## YOUR OBJECTIVE
Give the number of lines in the listing that hold the word "JSON". Write nothing but that number.

## begin DATASET ROWS

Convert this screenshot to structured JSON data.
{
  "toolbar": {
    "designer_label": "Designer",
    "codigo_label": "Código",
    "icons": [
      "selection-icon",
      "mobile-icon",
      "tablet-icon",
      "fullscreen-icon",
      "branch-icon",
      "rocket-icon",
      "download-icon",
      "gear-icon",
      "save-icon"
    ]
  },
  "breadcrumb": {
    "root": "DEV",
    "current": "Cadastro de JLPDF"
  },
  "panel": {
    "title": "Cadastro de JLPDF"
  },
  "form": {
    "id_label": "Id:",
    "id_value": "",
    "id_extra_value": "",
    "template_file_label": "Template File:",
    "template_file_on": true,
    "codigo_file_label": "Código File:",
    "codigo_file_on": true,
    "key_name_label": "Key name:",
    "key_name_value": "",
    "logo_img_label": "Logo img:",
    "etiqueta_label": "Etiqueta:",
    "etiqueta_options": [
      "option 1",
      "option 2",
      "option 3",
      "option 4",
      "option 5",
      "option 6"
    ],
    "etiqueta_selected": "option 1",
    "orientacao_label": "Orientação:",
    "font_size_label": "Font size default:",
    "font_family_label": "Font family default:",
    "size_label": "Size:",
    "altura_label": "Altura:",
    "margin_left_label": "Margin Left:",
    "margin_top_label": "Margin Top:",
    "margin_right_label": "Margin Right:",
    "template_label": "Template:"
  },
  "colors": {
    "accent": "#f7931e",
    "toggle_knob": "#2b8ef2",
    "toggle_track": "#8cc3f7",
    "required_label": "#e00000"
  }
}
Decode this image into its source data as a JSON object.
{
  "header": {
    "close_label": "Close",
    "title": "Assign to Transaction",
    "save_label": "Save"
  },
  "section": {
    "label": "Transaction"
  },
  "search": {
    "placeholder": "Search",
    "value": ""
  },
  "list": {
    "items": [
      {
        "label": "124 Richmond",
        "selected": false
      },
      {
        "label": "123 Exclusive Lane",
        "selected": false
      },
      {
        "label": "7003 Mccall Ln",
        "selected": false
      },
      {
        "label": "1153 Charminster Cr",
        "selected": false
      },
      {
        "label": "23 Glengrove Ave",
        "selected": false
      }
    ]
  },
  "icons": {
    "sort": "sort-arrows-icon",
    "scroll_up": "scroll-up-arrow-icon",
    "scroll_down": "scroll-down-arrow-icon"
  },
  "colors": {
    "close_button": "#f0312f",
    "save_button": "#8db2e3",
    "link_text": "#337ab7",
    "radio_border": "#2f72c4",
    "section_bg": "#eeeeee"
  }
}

## end DATASET ROWS

## THE RESULT
2